# [Task statement]
Find every line in the records below that holds the word "this" and copy it.

# [Records shown]
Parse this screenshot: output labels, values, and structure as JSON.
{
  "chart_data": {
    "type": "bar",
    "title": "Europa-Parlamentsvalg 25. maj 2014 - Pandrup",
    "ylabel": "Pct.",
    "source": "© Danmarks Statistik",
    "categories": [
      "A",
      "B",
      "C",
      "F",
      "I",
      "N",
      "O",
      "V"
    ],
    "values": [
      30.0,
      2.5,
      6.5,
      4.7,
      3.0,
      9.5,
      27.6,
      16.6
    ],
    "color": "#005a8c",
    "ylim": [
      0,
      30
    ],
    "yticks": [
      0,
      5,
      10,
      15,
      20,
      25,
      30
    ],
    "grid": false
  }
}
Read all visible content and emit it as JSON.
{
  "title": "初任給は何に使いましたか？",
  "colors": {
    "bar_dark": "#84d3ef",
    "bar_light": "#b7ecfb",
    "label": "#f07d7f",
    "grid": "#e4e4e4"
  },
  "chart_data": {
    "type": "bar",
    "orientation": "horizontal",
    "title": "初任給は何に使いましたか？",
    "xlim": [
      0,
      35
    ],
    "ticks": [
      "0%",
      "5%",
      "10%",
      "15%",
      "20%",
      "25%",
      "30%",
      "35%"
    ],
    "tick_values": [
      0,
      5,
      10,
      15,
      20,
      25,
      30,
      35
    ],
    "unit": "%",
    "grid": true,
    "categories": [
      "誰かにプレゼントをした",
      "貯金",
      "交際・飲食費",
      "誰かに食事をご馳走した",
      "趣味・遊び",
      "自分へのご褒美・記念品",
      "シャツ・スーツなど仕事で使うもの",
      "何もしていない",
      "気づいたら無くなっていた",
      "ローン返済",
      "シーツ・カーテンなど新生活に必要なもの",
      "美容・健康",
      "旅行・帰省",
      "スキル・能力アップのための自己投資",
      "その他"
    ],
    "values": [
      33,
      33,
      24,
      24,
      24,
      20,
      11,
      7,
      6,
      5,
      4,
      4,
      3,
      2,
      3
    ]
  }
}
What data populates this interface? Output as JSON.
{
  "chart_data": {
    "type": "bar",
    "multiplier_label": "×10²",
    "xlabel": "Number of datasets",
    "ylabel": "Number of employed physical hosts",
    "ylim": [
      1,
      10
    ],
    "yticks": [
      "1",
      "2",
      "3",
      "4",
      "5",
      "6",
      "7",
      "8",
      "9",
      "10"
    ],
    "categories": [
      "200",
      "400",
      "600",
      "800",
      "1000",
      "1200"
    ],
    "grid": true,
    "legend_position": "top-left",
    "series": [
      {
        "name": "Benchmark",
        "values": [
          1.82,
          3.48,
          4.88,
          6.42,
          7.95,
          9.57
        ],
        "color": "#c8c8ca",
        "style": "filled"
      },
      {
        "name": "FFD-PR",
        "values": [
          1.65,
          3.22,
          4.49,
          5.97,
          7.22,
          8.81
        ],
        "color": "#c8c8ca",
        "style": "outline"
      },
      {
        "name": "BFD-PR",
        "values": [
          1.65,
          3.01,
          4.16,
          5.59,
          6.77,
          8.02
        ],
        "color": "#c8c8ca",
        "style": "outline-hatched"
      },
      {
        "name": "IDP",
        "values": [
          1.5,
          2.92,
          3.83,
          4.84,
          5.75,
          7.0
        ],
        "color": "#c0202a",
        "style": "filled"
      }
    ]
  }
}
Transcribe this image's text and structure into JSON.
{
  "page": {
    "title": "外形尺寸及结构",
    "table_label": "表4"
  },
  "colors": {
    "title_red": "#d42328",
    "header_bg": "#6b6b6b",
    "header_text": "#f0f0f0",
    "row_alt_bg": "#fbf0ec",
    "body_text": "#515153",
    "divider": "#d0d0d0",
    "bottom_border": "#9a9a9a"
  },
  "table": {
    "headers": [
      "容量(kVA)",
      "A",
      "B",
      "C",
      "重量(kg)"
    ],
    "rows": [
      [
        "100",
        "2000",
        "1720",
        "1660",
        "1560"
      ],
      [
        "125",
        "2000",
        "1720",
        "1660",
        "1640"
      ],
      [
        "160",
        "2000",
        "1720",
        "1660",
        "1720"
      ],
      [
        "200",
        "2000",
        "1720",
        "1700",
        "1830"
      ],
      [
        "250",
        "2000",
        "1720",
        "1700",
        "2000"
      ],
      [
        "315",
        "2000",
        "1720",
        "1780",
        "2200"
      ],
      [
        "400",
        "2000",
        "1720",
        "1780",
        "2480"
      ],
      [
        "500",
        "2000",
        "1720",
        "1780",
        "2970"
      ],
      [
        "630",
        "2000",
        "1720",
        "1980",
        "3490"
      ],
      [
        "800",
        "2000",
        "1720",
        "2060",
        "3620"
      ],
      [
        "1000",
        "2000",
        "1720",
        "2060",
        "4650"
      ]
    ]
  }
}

# [Written solution]
Parse this screenshot: output labels, values, and structure as JSON.
What data populates this interface? Output as JSON.
Transcribe this image's text and structure into JSON.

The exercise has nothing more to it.